-- Start PAGE EXTRACT --
From: Anand Babu Periasamy
Subject: Re: [Gluster-devel] How namespace works in mainline-2.5?
Date: Fri, 22 Jun 2007 03:12:10 -0700

Dale, your assumptions are correct. Here is more info..

PREVIOUS DESIGN:
GlusterFS/unify will parallely query every sub-volume (brick) in the
cluster. The brick with the file responds with a file descriptor
successfully. This model is fast enough and simple.

NEW DESIGN:
GlusterFS/unify uses a cache to lookup the name space (to find where
a file is located). Though it takes an extra call before open, it
minimizes lookup operations. There are also other reasons why we
implemented name space cache and made it mandatory.
* GlusterFS can avoid creation of files that already exist on a
failed brick (temporarily down). * Rarely some tools use inodes instead of file names. GlusterFS
  issues globally unique inodes consistently through the cache.

Cache is stored on a regular POSIX volume. It can be local or remote
or even over AFR'd remote volume. Having a cache volume remotely is
better because, the cache is shared across all the clients. Remember
it is just a cache. If you delete this cache directory, it will
rebuild itself transparently.
-- End PAGE EXTRACT --
• STATED TASK 1: Decide whether each statement agrees with the email about the GlusterFS namespace cache. For each, answer yes or no and quote the deciding words. (a) In the previous design, unify queried every brick in parallel. (b) Deleting the cache directory loses the cache permanently. (c) The cache has to be kept on a local volume.
• STATED TASK 2: Reproduce the records from their first line through the line containing "The attachment direction X is at (463, 553).", switching "enlarged" to "magnified" and leaving everything else unchanged.
The email and the records have no connection to each other.
-- Start SUPPLIED RECORDS --
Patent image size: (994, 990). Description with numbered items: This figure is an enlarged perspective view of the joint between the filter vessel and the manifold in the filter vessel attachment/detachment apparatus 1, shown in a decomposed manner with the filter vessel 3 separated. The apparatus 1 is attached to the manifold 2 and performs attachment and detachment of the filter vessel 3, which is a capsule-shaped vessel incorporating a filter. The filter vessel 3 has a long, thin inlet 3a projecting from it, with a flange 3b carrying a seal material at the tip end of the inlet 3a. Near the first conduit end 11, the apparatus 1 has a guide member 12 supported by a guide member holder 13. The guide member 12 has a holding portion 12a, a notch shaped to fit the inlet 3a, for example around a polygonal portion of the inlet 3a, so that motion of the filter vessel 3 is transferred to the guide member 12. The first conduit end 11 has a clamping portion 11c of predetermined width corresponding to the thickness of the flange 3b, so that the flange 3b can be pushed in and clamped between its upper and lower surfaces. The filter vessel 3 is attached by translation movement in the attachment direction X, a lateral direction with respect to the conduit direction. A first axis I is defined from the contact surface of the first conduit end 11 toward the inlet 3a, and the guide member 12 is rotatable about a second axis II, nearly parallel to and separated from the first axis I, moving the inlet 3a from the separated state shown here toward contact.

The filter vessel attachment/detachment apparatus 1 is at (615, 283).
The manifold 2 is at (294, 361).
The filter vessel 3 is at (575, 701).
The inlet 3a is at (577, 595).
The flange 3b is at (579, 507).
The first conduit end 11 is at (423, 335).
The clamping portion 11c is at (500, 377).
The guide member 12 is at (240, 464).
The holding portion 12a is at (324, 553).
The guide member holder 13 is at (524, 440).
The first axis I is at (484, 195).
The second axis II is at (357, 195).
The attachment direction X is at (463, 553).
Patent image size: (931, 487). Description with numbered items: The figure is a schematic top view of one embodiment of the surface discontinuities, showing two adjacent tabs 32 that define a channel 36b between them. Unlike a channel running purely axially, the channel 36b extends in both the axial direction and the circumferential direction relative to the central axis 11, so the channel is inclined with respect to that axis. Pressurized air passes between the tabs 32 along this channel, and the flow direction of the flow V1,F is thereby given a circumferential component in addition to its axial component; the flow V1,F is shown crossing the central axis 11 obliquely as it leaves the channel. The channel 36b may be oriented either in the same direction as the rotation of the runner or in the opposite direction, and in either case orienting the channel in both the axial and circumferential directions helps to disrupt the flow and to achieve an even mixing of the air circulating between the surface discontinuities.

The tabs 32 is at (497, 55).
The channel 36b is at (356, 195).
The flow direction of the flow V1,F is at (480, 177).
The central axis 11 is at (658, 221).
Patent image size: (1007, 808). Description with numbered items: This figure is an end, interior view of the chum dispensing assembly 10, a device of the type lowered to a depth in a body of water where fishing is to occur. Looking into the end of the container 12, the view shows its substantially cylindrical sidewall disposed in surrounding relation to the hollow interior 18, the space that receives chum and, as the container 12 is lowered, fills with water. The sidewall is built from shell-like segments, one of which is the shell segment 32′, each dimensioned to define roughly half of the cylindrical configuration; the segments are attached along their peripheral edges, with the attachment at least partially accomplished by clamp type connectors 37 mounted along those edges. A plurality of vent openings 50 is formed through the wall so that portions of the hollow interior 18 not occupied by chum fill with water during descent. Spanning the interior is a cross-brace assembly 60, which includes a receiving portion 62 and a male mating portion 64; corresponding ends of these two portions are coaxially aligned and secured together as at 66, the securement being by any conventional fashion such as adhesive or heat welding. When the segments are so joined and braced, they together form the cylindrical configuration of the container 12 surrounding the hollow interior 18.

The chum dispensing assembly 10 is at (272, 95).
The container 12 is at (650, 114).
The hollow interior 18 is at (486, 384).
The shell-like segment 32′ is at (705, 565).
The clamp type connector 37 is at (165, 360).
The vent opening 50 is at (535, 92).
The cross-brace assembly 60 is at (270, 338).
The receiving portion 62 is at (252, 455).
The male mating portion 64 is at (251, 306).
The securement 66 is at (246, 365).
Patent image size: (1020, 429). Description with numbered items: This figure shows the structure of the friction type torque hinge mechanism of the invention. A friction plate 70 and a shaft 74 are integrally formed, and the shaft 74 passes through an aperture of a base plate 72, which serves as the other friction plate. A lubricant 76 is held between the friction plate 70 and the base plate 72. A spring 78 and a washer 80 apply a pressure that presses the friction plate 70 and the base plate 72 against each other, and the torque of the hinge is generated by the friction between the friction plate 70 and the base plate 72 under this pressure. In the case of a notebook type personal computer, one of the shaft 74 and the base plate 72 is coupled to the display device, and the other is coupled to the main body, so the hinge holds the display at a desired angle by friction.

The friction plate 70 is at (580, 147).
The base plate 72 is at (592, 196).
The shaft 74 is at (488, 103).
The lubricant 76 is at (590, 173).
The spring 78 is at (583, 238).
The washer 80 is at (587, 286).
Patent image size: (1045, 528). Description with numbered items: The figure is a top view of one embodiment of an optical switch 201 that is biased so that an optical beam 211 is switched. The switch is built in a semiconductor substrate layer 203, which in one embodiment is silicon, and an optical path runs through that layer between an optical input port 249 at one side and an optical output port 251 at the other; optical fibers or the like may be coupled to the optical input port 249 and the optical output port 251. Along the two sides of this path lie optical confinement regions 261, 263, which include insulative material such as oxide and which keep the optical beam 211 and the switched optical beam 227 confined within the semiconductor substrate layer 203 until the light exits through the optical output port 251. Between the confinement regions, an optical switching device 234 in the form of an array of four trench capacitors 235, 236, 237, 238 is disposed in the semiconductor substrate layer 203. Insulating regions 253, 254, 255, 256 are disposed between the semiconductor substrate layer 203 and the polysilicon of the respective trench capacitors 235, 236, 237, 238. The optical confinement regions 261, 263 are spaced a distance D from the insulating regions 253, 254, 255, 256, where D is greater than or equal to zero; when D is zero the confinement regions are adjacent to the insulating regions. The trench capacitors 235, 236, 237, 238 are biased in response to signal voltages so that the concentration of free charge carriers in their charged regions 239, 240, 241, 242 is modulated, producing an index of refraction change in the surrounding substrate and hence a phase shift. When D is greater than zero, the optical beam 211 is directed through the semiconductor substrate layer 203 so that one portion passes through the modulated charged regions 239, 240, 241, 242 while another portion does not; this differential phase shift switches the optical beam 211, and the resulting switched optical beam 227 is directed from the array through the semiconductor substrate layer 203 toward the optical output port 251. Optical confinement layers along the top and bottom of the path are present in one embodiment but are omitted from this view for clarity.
-- End SUPPLIED RECORDS --
• RESULT 1:
(a) Yes: "GlusterFS/unify will parallely query every sub-volume (brick) in the cluster."
(b) No: "If you delete this cache directory, it will rebuild itself transparently."
(c) No: "It can be local or remote or even over AFR'd remote volume."

• RESULT 2:
Patent image size: (994, 990). Description with numbered items: This figure is an magnified perspective view of the joint between the filter vessel and the manifold in the filter vessel attachment/detachment apparatus 1, shown in a decomposed manner with the filter vessel 3 separated. The apparatus 1 is attached to the manifold 2 and performs attachment and detachment of the filter vessel 3, which is a capsule-shaped vessel incorporating a filter. The filter vessel 3 has a long, thin inlet 3a projecting from it, with a flange 3b carrying a seal material at the tip end of the inlet 3a. Near the first conduit end 11, the apparatus 1 has a guide member 12 supported by a guide member holder 13. The guide member 12 has a holding portion 12a, a notch shaped to fit the inlet 3a, for example around a polygonal portion of the inlet 3a, so that motion of the filter vessel 3 is transferred to the guide member 12. The first conduit end 11 has a clamping portion 11c of predetermined width corresponding to the thickness of the flange 3b, so that the flange 3b can be pushed in and clamped between its upper and lower surfaces. The filter vessel 3 is attached by translation movement in the attachment direction X, a lateral direction with respect to the conduit direction. A first axis I is defined from the contact surface of the first conduit end 11 toward the inlet 3a, and the guide member 12 is rotatable about a second axis II, nearly parallel to and separated from the first axis I, moving the inlet 3a from the separated state shown here toward contact.

The filter vessel attachment/detachment apparatus 1 is at (615, 283).
The manifold 2 is at (294, 361).
The filter vessel 3 is at (575, 701).
The inlet 3a is at (577, 595).
The flange 3b is at (579, 507).
The first conduit end 11 is at (423, 335).
The clamping portion 11c is at (500, 377).
The guide member 12 is at (240, 464).
The holding portion 12a is at (324, 553).
The guide member holder 13 is at (524, 440).
The first axis I is at (484, 195).
The second axis II is at (357, 195).
The attachment direction X is at (463, 553).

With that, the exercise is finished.